WRITTEN TASK
Repeat the full listing, word for word.

== PROVIDED ENTRIES

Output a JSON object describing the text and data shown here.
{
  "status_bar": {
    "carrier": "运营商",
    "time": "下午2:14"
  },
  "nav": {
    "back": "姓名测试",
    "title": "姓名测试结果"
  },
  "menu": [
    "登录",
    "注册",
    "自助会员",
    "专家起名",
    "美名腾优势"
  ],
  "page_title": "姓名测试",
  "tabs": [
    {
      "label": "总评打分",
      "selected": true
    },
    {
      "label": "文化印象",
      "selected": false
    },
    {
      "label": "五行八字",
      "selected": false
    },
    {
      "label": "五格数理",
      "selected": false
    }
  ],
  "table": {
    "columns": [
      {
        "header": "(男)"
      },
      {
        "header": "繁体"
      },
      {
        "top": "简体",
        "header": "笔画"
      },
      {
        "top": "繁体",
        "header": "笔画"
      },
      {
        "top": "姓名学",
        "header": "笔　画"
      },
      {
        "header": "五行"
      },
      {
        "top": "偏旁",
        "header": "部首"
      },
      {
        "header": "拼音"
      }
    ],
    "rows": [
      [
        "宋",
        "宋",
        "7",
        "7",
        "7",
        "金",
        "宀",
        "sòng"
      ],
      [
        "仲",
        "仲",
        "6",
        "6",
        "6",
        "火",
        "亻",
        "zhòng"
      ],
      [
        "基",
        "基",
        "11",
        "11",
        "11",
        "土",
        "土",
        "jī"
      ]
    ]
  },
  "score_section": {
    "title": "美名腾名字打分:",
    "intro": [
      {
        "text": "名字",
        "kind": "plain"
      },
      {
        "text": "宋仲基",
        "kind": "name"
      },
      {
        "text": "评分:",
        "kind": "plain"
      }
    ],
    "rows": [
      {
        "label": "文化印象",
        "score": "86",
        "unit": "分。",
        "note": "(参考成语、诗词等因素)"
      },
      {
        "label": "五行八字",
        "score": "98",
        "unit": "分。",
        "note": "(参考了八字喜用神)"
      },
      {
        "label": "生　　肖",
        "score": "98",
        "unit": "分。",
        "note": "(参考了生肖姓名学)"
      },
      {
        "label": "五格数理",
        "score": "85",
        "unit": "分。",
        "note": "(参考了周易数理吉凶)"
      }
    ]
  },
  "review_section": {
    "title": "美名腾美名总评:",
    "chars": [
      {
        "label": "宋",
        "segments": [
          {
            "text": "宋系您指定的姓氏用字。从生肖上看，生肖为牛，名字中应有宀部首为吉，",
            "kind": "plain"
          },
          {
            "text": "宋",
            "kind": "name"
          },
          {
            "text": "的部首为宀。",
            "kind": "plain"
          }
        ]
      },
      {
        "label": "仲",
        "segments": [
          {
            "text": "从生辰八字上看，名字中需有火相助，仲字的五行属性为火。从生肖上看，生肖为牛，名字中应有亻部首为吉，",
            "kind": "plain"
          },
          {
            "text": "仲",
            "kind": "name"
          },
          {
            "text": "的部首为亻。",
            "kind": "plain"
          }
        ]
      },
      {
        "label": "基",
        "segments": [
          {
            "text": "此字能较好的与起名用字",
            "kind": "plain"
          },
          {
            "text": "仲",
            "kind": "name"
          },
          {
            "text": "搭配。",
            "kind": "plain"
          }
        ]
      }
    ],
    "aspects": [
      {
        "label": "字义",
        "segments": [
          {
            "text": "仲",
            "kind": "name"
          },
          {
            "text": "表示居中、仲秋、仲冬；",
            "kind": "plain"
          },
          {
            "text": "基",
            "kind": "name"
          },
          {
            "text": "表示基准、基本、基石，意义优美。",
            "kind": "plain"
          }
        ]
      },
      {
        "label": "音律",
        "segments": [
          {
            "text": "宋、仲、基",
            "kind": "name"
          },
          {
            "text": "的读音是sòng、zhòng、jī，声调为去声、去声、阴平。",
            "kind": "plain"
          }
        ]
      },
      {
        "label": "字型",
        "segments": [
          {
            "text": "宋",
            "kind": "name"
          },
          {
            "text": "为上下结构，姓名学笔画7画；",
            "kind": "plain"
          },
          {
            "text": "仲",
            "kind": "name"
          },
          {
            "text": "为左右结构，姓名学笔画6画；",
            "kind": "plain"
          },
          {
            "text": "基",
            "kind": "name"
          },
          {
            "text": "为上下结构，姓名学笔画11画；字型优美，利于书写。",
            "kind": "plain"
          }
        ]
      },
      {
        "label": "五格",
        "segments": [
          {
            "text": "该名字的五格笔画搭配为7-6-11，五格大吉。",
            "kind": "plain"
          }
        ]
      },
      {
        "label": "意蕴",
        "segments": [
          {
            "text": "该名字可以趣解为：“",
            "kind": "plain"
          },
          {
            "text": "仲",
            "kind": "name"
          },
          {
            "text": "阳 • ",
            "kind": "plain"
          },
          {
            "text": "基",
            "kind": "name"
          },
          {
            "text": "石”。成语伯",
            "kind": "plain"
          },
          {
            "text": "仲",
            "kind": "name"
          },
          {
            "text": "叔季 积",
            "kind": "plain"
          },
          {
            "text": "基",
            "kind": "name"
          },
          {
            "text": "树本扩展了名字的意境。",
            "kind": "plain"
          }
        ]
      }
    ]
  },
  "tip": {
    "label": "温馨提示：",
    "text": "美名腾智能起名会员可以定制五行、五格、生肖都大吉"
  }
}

====

FULL SOLUTION
Output a JSON object describing the text and data shown here.
{
  "status_bar": {
    "carrier": "运营商",
    "time": "下午2:14"
  },
  "nav": {
    "back": "姓名测试",
    "title": "姓名测试结果"
  },
  "menu": [
    "登录",
    "注册",
    "自助会员",
    "专家起名",
    "美名腾优势"
  ],
  "page_title": "姓名测试",
  "tabs": [
    {
      "label": "总评打分",
      "selected": true
    },
    {
      "label": "文化印象",
      "selected": false
    },
    {
      "label": "五行八字",
      "selected": false
    },
    {
      "label": "五格数理",
      "selected": false
    }
  ],
  "table": {
    "columns": [
      {
        "header": "(男)"
      },
      {
        "header": "繁体"
      },
      {
        "top": "简体",
        "header": "笔画"
      },
      {
        "top": "繁体",
        "header": "笔画"
      },
      {
        "top": "姓名学",
        "header": "笔　画"
      },
      {
        "header": "五行"
      },
      {
        "top": "偏旁",
        "header": "部首"
      },
      {
        "header": "拼音"
      }
    ],
    "rows": [
      [
        "宋",
        "宋",
        "7",
        "7",
        "7",
        "金",
        "宀",
        "sòng"
      ],
      [
        "仲",
        "仲",
        "6",
        "6",
        "6",
        "火",
        "亻",
        "zhòng"
      ],
      [
        "基",
        "基",
        "11",
        "11",
        "11",
        "土",
        "土",
        "jī"
      ]
    ]
  },
  "score_section": {
    "title": "美名腾名字打分:",
    "intro": [
      {
        "text": "名字",
        "kind": "plain"
      },
      {
        "text": "宋仲基",
        "kind": "name"
      },
      {
        "text": "评分:",
        "kind": "plain"
      }
    ],
    "rows": [
      {
        "label": "文化印象",
        "score": "86",
        "unit": "分。",
        "note": "(参考成语、诗词等因素)"
      },
      {
        "label": "五行八字",
        "score": "98",
        "unit": "分。",
        "note": "(参考了八字喜用神)"
      },
      {
        "label": "生　　肖",
        "score": "98",
        "unit": "分。",
        "note": "(参考了生肖姓名学)"
      },
      {
        "label": "五格数理",
        "score": "85",
        "unit": "分。",
        "note": "(参考了周易数理吉凶)"
      }
    ]
  },
  "review_section": {
    "title": "美名腾美名总评:",
    "chars": [
      {
        "label": "宋",
        "segments": [
          {
            "text": "宋系您指定的姓氏用字。从生肖上看，生肖为牛，名字中应有宀部首为吉，",
            "kind": "plain"
          },
          {
            "text": "宋",
            "kind": "name"
          },
          {
            "text": "的部首为宀。",
            "kind": "plain"
          }
        ]
      },
      {
        "label": "仲",
        "segments": [
          {
            "text": "从生辰八字上看，名字中需有火相助，仲字的五行属性为火。从生肖上看，生肖为牛，名字中应有亻部首为吉，",
            "kind": "plain"
          },
          {
            "text": "仲",
            "kind": "name"
          },
          {
            "text": "的部首为亻。",
            "kind": "plain"
          }
        ]
      },
      {
        "label": "基",
        "segments": [
          {
            "text": "此字能较好的与起名用字",
            "kind": "plain"
          },
          {
            "text": "仲",
            "kind": "name"
          },
          {
            "text": "搭配。",
            "kind": "plain"
          }
        ]
      }
    ],
    "aspects": [
      {
        "label": "字义",
        "segments": [
          {
            "text": "仲",
            "kind": "name"
          },
          {
            "text": "表示居中、仲秋、仲冬；",
            "kind": "plain"
          },
          {
            "text": "基",
            "kind": "name"
          },
          {
            "text": "表示基准、基本、基石，意义优美。",
            "kind": "plain"
          }
        ]
      },
      {
        "label": "音律",
        "segments": [
          {
            "text": "宋、仲、基",
            "kind": "name"
          },
          {
            "text": "的读音是sòng、zhòng、jī，声调为去声、去声、阴平。",
            "kind": "plain"
          }
        ]
      },
      {
        "label": "字型",
        "segments": [
          {
            "text": "宋",
            "kind": "name"
          },
          {
            "text": "为上下结构，姓名学笔画7画；",
            "kind": "plain"
          },
          {
            "text": "仲",
            "kind": "name"
          },
          {
            "text": "为左右结构，姓名学笔画6画；",
            "kind": "plain"
          },
          {
            "text": "基",
            "kind": "name"
          },
          {
            "text": "为上下结构，姓名学笔画11画；字型优美，利于书写。",
            "kind": "plain"
          }
        ]
      },
      {
        "label": "五格",
        "segments": [
          {
            "text": "该名字的五格笔画搭配为7-6-11，五格大吉。",
            "kind": "plain"
          }
        ]
      },
      {
        "label": "意蕴",
        "segments": [
          {
            "text": "该名字可以趣解为：“",
            "kind": "plain"
          },
          {
            "text": "仲",
            "kind": "name"
          },
          {
            "text": "阳 • ",
            "kind": "plain"
          },
          {
            "text": "基",
            "kind": "name"
          },
          {
            "text": "石”。成语伯",
            "kind": "plain"
          },
          {
            "text": "仲",
            "kind": "name"
          },
          {
            "text": "叔季 积",
            "kind": "plain"
          },
          {
            "text": "基",
            "kind": "name"
          },
          {
            "text": "树本扩展了名字的意境。",
            "kind": "plain"
          }
        ]
      }
    ]
  },
  "tip": {
    "label": "温馨提示：",
    "text": "美名腾智能起名会员可以定制五行、五格、生肖都大吉"
  }
}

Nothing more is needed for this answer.